To be done — Note how many lines include the word "Krankenhausfälle", and give that number by itself.

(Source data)
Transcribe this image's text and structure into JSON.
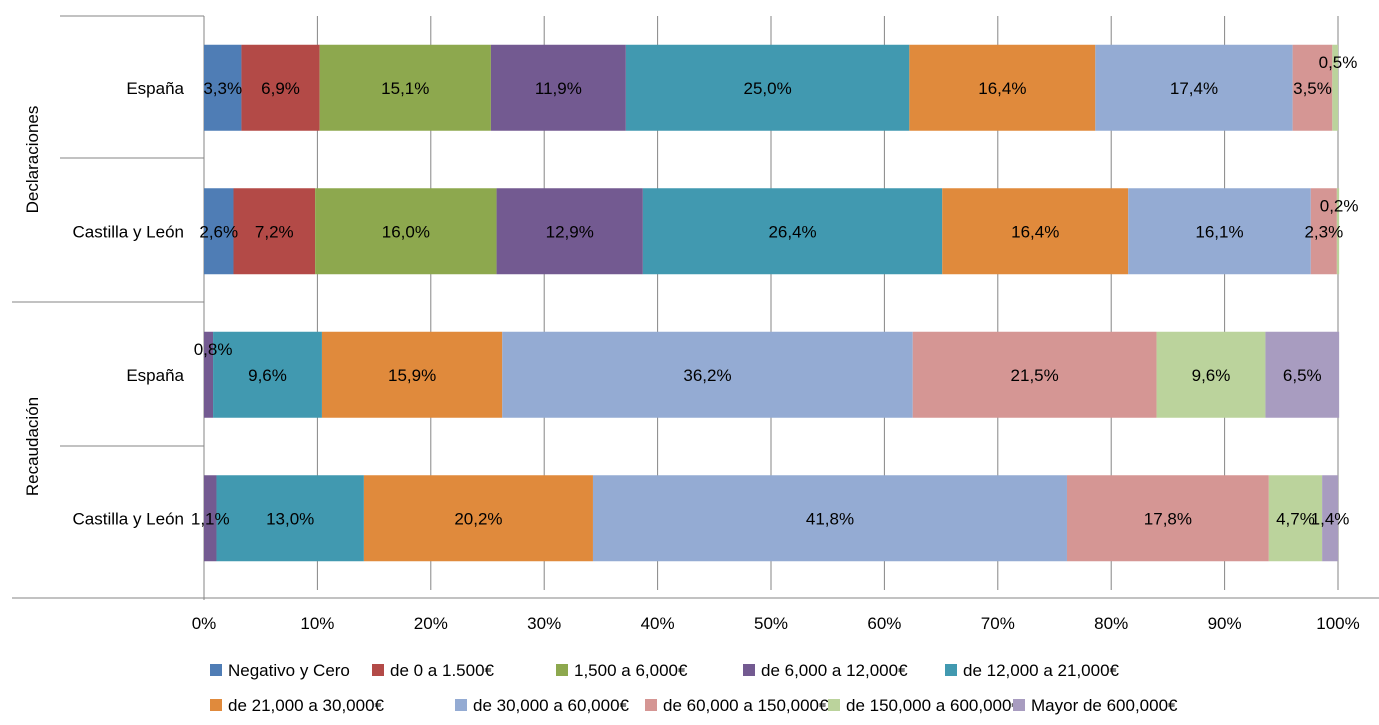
{
  "chart_data": {
    "type": "bar",
    "orientation": "horizontal",
    "stacked": "percent",
    "groups": [
      {
        "label": "Declaraciones",
        "rows": [
          0,
          1
        ]
      },
      {
        "label": "Recaudación",
        "rows": [
          2,
          3
        ]
      }
    ],
    "categories": [
      "España",
      "Castilla y León",
      "España",
      "Castilla y León"
    ],
    "series": [
      {
        "name": "Negativo y Cero",
        "color": "#4F7DB5",
        "values": [
          3.3,
          2.6,
          0.0,
          0.0
        ],
        "labels": [
          "3,3%",
          "2,6%",
          "",
          ""
        ]
      },
      {
        "name": "de 0 a 1.500€",
        "color": "#B34A47",
        "values": [
          6.9,
          7.2,
          0.0,
          0.0
        ],
        "labels": [
          "6,9%",
          "7,2%",
          "",
          ""
        ]
      },
      {
        "name": "1,500 a 6,000€",
        "color": "#8DA84E",
        "values": [
          15.1,
          16.0,
          0.0,
          0.0
        ],
        "labels": [
          "15,1%",
          "16,0%",
          "",
          ""
        ]
      },
      {
        "name": "de 6,000 a 12,000€",
        "color": "#735A91",
        "values": [
          11.9,
          12.9,
          0.8,
          1.1
        ],
        "labels": [
          "11,9%",
          "12,9%",
          "0,8%",
          "1,1%"
        ]
      },
      {
        "name": "de 12,000 a 21,000€",
        "color": "#4199B0",
        "values": [
          25.0,
          26.4,
          9.6,
          13.0
        ],
        "labels": [
          "25,0%",
          "26,4%",
          "9,6%",
          "13,0%"
        ]
      },
      {
        "name": "de 21,000 a 30,000€",
        "color": "#E08A3C",
        "values": [
          16.4,
          16.4,
          15.9,
          20.2
        ],
        "labels": [
          "16,4%",
          "16,4%",
          "15,9%",
          "20,2%"
        ]
      },
      {
        "name": "de 30,000 a 60,000€",
        "color": "#94ABD3",
        "values": [
          17.4,
          16.1,
          36.2,
          41.8
        ],
        "labels": [
          "17,4%",
          "16,1%",
          "36,2%",
          "41,8%"
        ]
      },
      {
        "name": "de 60,000 a 150,000€",
        "color": "#D59694",
        "values": [
          3.5,
          2.3,
          21.5,
          17.8
        ],
        "labels": [
          "3,5%",
          "2,3%",
          "21,5%",
          "17,8%"
        ]
      },
      {
        "name": "de 150,000 a 600,000€",
        "color": "#BBD39C",
        "values": [
          0.5,
          0.2,
          9.6,
          4.7
        ],
        "labels": [
          "0,5%",
          "0,2%",
          "9,6%",
          "4,7%"
        ]
      },
      {
        "name": "Mayor de 600,000€",
        "color": "#A89CC0",
        "values": [
          0.0,
          0.0,
          6.5,
          1.4
        ],
        "labels": [
          "",
          "",
          "6,5%",
          "1,4%"
        ]
      }
    ],
    "xticks": [
      "0%",
      "10%",
      "20%",
      "30%",
      "40%",
      "50%",
      "60%",
      "70%",
      "80%",
      "90%",
      "100%"
    ],
    "xlim": [
      0,
      100
    ],
    "grid": true,
    "legend": "bottom"
  }
}
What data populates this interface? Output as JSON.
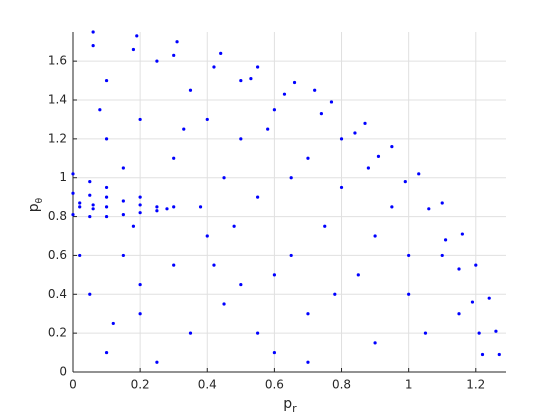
{
  "chart_data": {
    "type": "scatter",
    "xlabel": {
      "text": "p",
      "subscript": "r"
    },
    "ylabel": {
      "text": "p",
      "subscript": "θ"
    },
    "color": "#0000ff",
    "grid": true,
    "xlim": [
      0,
      1.29
    ],
    "ylim": [
      0,
      1.75
    ],
    "xticks": [
      0,
      0.2,
      0.4,
      0.6,
      0.8,
      1,
      1.2
    ],
    "yticks": [
      0,
      0.2,
      0.4,
      0.6,
      0.8,
      1,
      1.2,
      1.4,
      1.6
    ],
    "x": [
      0.06,
      0.19,
      0.31,
      0.44,
      0.55,
      0.66,
      0.77,
      0.87,
      0.95,
      1.03,
      1.1,
      1.16,
      1.2,
      1.24,
      1.26,
      1.27,
      0.06,
      0.18,
      0.3,
      0.42,
      0.53,
      0.63,
      0.74,
      0.84,
      0.91,
      0.99,
      1.06,
      1.11,
      1.15,
      1.19,
      1.21,
      1.22,
      0,
      0.05,
      0.1,
      0.15,
      0.2,
      0.25,
      0.28,
      0.25,
      0.2,
      0.15,
      0.1,
      0.05,
      0,
      0.02,
      0.06,
      0.1,
      0.06,
      0.02,
      0,
      0.05,
      0.1,
      0.2,
      0.3,
      0.1,
      0.2,
      0.35,
      0.5,
      0.6,
      0.7,
      0.45,
      0.55,
      0.8,
      0.9,
      0.65,
      0.4,
      0.3,
      0.15,
      0.05,
      0.2,
      0.35,
      0.5,
      0.7,
      0.85,
      1.0,
      1.05,
      0.9,
      0.6,
      0.1,
      0.25,
      0.75,
      0.95,
      0.3,
      0.1,
      0.15,
      0.4,
      0.25,
      0.5,
      0.8,
      0.65,
      1.1,
      0.45,
      0.55,
      0.02,
      0.08,
      0.38,
      0.6,
      0.78,
      1.15,
      0.2,
      0.12,
      0.42,
      0.7,
      1.0,
      0.88,
      0.33,
      0.58,
      0.48,
      0.18,
      0.72
    ],
    "values": [
      1.75,
      1.73,
      1.7,
      1.64,
      1.57,
      1.49,
      1.39,
      1.28,
      1.16,
      1.02,
      0.87,
      0.71,
      0.55,
      0.38,
      0.21,
      0.09,
      1.68,
      1.66,
      1.63,
      1.57,
      1.51,
      1.43,
      1.33,
      1.23,
      1.11,
      0.98,
      0.84,
      0.68,
      0.53,
      0.36,
      0.2,
      0.09,
      0.92,
      0.91,
      0.9,
      0.88,
      0.86,
      0.85,
      0.84,
      0.83,
      0.82,
      0.81,
      0.8,
      0.8,
      0.81,
      0.87,
      0.86,
      0.85,
      0.84,
      0.85,
      1.02,
      0.98,
      0.95,
      0.9,
      0.85,
      1.5,
      1.3,
      1.45,
      1.2,
      1.35,
      1.1,
      1.0,
      0.9,
      0.95,
      0.7,
      0.6,
      0.7,
      0.55,
      0.6,
      0.4,
      0.3,
      0.2,
      0.45,
      0.3,
      0.5,
      0.4,
      0.2,
      0.15,
      0.1,
      0.1,
      0.05,
      0.75,
      0.85,
      1.1,
      1.2,
      1.05,
      1.3,
      1.6,
      1.5,
      1.2,
      1.0,
      0.6,
      0.35,
      0.2,
      0.6,
      1.35,
      0.85,
      0.5,
      0.4,
      0.3,
      0.45,
      0.25,
      0.55,
      0.05,
      0.6,
      1.05,
      1.25,
      1.25,
      0.75,
      0.75,
      1.45
    ]
  }
}
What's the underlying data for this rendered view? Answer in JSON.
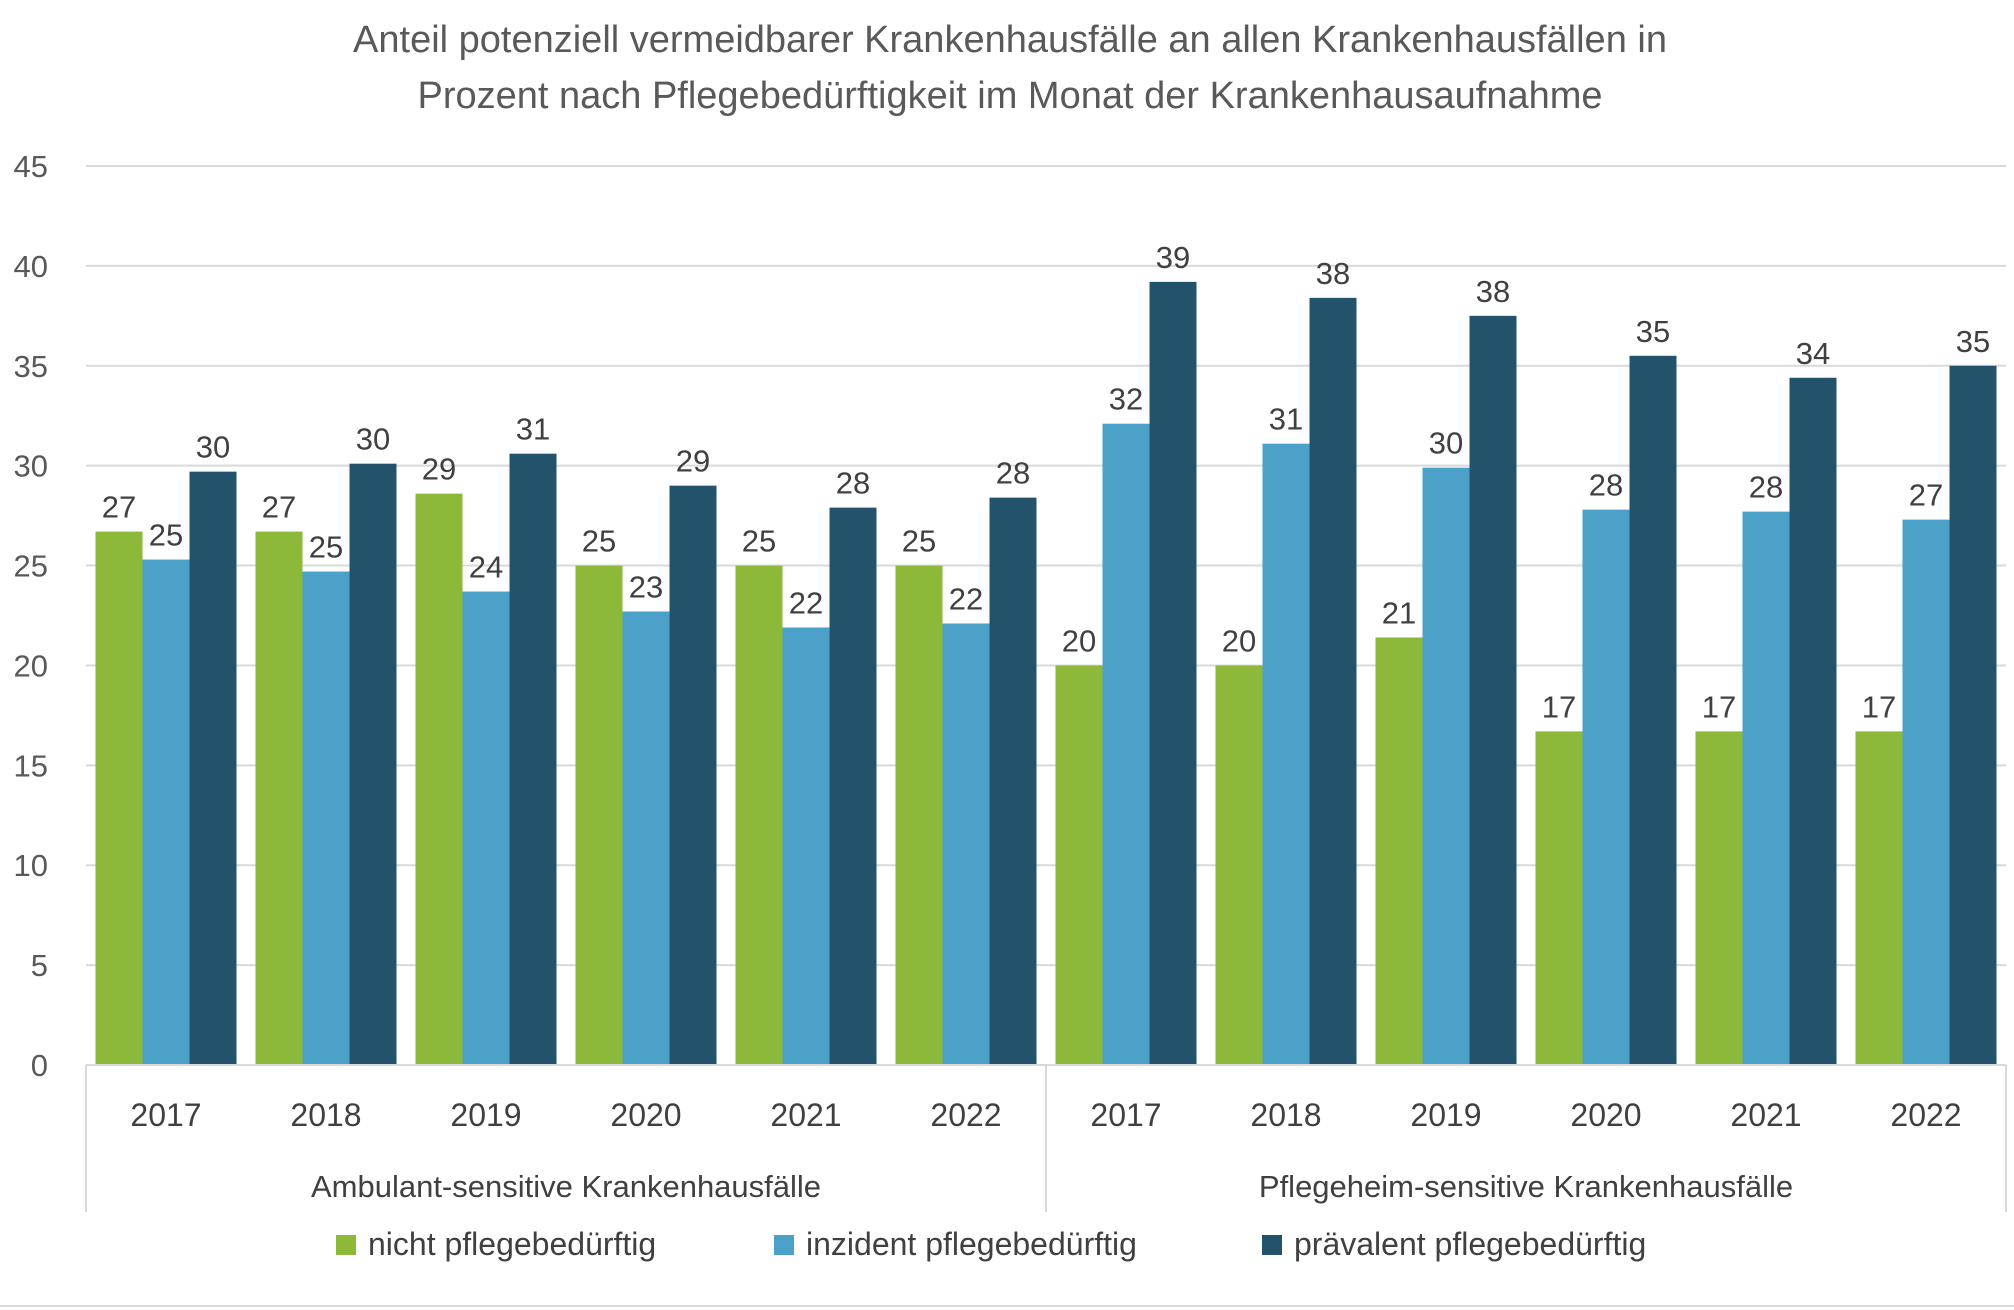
{
  "chart_data": {
    "type": "bar",
    "title": "Anteil potenziell vermeidbarer Krankenhausfälle an allen Krankenhausfällen in Prozent nach Pflegebedürftigkeit im Monat der Krankenhausaufnahme",
    "title_lines": [
      "Anteil potenziell vermeidbarer Krankenhausfälle an allen Krankenhausfällen in",
      "Prozent nach Pflegebedürftigkeit im Monat der Krankenhausaufnahme"
    ],
    "xlabel": "",
    "ylabel": "",
    "ylim": [
      0,
      45
    ],
    "yticks": [
      0,
      5,
      10,
      15,
      20,
      25,
      30,
      35,
      40,
      45
    ],
    "grid": true,
    "legend_position": "bottom",
    "groups": [
      {
        "label": "Ambulant-sensitive Krankenhausfälle",
        "categories": [
          "2017",
          "2018",
          "2019",
          "2020",
          "2021",
          "2022"
        ]
      },
      {
        "label": "Pflegeheim-sensitive Krankenhausfälle",
        "categories": [
          "2017",
          "2018",
          "2019",
          "2020",
          "2021",
          "2022"
        ]
      }
    ],
    "series": [
      {
        "name": "nicht pflegebedürftig",
        "color": "#8DB93A",
        "values": [
          26.7,
          26.7,
          28.6,
          25.0,
          25.0,
          25.0,
          20.0,
          20.0,
          21.4,
          16.7,
          16.7,
          16.7
        ],
        "labels": [
          "27",
          "27",
          "29",
          "25",
          "25",
          "25",
          "20",
          "20",
          "21",
          "17",
          "17",
          "17"
        ]
      },
      {
        "name": "inzident pflegebedürftig",
        "color": "#4BA1C8",
        "values": [
          25.3,
          24.7,
          23.7,
          22.7,
          21.9,
          22.1,
          32.1,
          31.1,
          29.9,
          27.8,
          27.7,
          27.3
        ],
        "labels": [
          "25",
          "25",
          "24",
          "23",
          "22",
          "22",
          "32",
          "31",
          "30",
          "28",
          "28",
          "27"
        ]
      },
      {
        "name": "prävalent pflegebedürftig",
        "color": "#23536A",
        "values": [
          29.7,
          30.1,
          30.6,
          29.0,
          27.9,
          28.4,
          39.2,
          38.4,
          37.5,
          35.5,
          34.4,
          35.0
        ],
        "labels": [
          "30",
          "30",
          "31",
          "29",
          "28",
          "28",
          "39",
          "38",
          "38",
          "35",
          "34",
          "35"
        ]
      }
    ]
  }
}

Task output — 4